— Begin Entries —

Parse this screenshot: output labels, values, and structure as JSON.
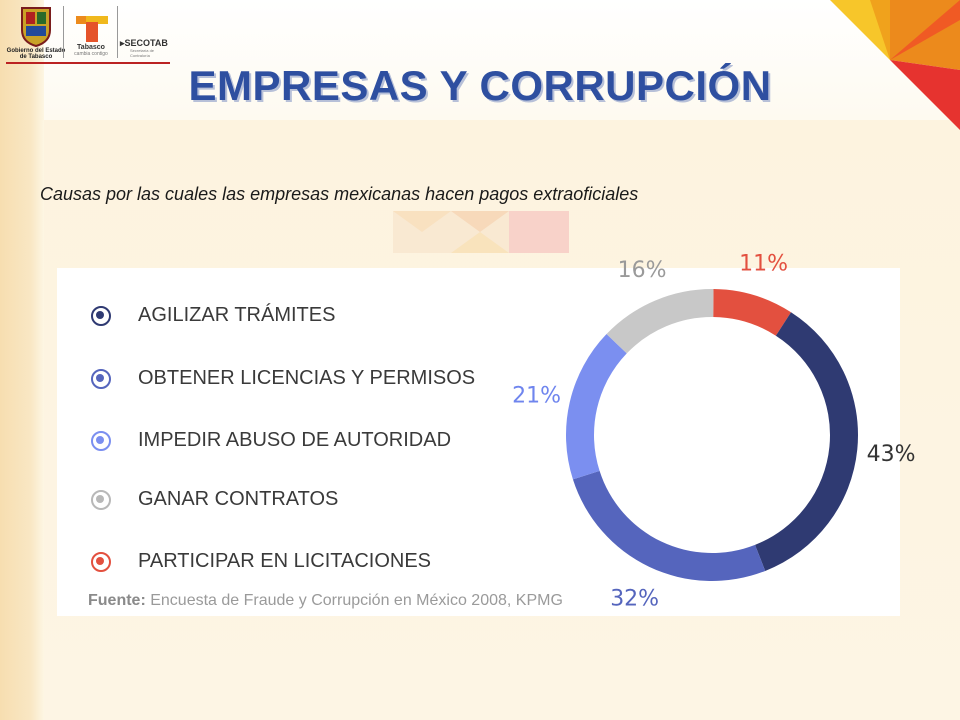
{
  "header": {
    "logo_gov_caption": "Gobierno del Estado de Tabasco",
    "logo_tabasco": "Tabasco",
    "logo_tabasco_sub": "cambia contigo",
    "logo_secotab": "SECOTAB",
    "logo_secotab_sub": "Secretaría de Contraloría"
  },
  "title": "EMPRESAS Y CORRUPCIÓN",
  "subtitle": "Causas por las cuales las empresas mexicanas hacen pagos extraoficiales",
  "source": {
    "label": "Fuente:",
    "text": "Encuesta de Fraude y Corrupción en México 2008, KPMG"
  },
  "colors": {
    "title": "#2e4fa0",
    "accent_red": "#e3503f",
    "accent_yellow": "#f7c62a",
    "accent_orange": "#ec8a1c"
  },
  "chart_data": {
    "type": "pie",
    "style": "donut",
    "categories": [
      "AGILIZAR TRÁMITES",
      "OBTENER LICENCIAS Y PERMISOS",
      "IMPEDIR ABUSO DE AUTORIDAD",
      "GANAR CONTRATOS",
      "PARTICIPAR EN LICITACIONES"
    ],
    "values": [
      43,
      32,
      21,
      16,
      11
    ],
    "labels": [
      "43%",
      "32%",
      "21%",
      "16%",
      "11%"
    ],
    "colors": [
      "#2f3a72",
      "#5565bd",
      "#7b8ff0",
      "#c8c8c8",
      "#e3503f"
    ],
    "label_colors": [
      "#333333",
      "#5565bd",
      "#6f85ee",
      "#9a9a9a",
      "#e3503f"
    ],
    "legend_position": "left"
  }
}
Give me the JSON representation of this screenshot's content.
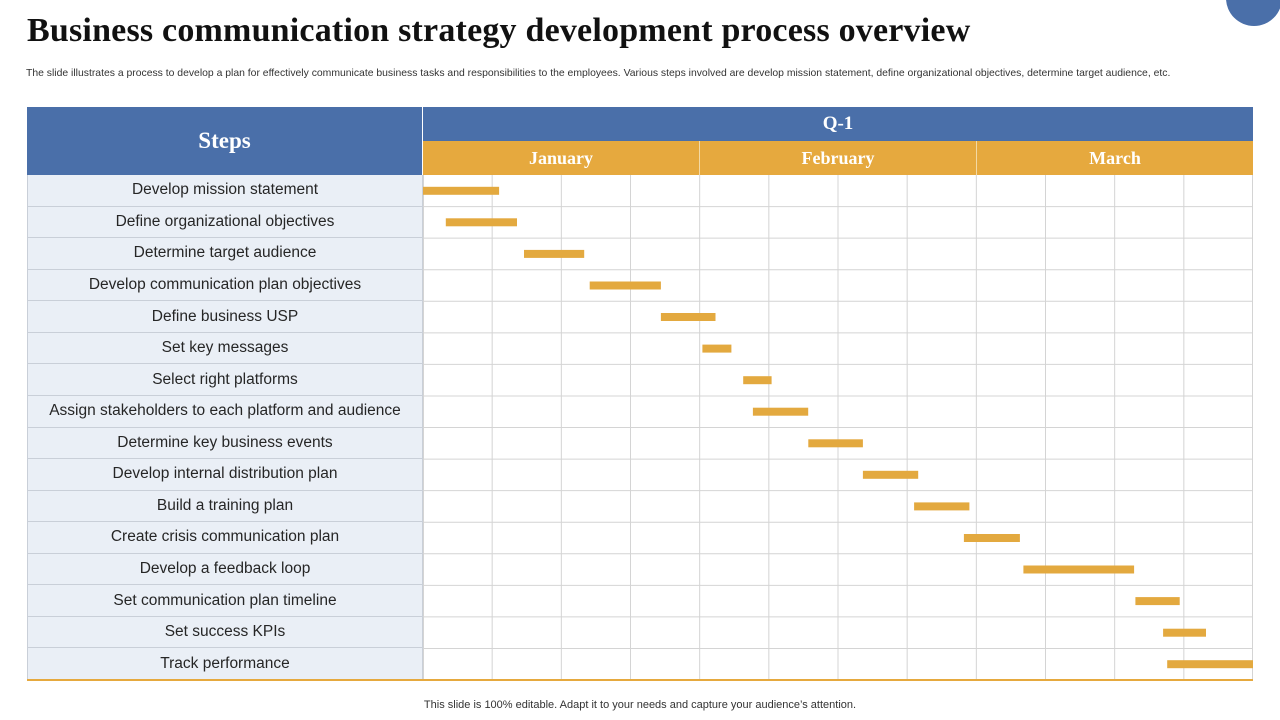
{
  "page": {
    "title": "Business communication strategy development process overview",
    "subtitle": "The slide illustrates a process to develop a plan for effectively  communicate business tasks and responsibilities to the employees. Various steps involved are develop mission statement, define organizational objectives, determine target audience, etc.",
    "footer": "This slide is 100% editable. Adapt it to your needs and capture your audience’s attention."
  },
  "colors": {
    "header_blue": "#4a6fa9",
    "month_orange": "#e6a93e",
    "bar_orange": "#e3a93f",
    "step_bg": "#eaeff6",
    "grid_line": "#d4d4d4",
    "corner_circle": "#4a6fa9"
  },
  "chart_data": {
    "type": "gantt",
    "steps_header": "Steps",
    "quarter": "Q-1",
    "months": [
      "January",
      "February",
      "March"
    ],
    "timeline_units": "weeks",
    "timeline_range": [
      0,
      12
    ],
    "grid": true,
    "tasks": [
      {
        "name": "Develop mission statement",
        "start": 0.0,
        "end": 1.1
      },
      {
        "name": "Define organizational objectives",
        "start": 0.33,
        "end": 1.36
      },
      {
        "name": "Determine target audience",
        "start": 1.46,
        "end": 2.33
      },
      {
        "name": "Develop communication plan objectives",
        "start": 2.41,
        "end": 3.44
      },
      {
        "name": "Define business USP",
        "start": 3.44,
        "end": 4.23
      },
      {
        "name": "Set key messages",
        "start": 4.04,
        "end": 4.46
      },
      {
        "name": "Select right platforms",
        "start": 4.63,
        "end": 5.04
      },
      {
        "name": "Assign stakeholders to each platform and audience",
        "start": 4.77,
        "end": 5.57
      },
      {
        "name": "Determine key business events",
        "start": 5.57,
        "end": 6.36
      },
      {
        "name": "Develop internal distribution plan",
        "start": 6.36,
        "end": 7.16
      },
      {
        "name": "Build a training plan",
        "start": 7.1,
        "end": 7.9
      },
      {
        "name": "Create crisis communication plan",
        "start": 7.82,
        "end": 8.63
      },
      {
        "name": "Develop a feedback loop",
        "start": 8.68,
        "end": 10.28
      },
      {
        "name": "Set communication plan timeline",
        "start": 10.3,
        "end": 10.94
      },
      {
        "name": "Set success KPIs",
        "start": 10.7,
        "end": 11.32
      },
      {
        "name": "Track performance",
        "start": 10.76,
        "end": 12.0
      }
    ]
  }
}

— End Entries —

### Goal of the exercise:
Filter the records, keeping only lines that contain "process", and show those lines.

### Exercise answer:
    "title": "Business communication strategy development process overview",
    "subtitle": "The slide illustrates a process to develop a plan for effectively  communicate business tasks and responsibilities to the employees. Various steps involved are develop mission statement, define organizational objectives, determine target audience, etc.",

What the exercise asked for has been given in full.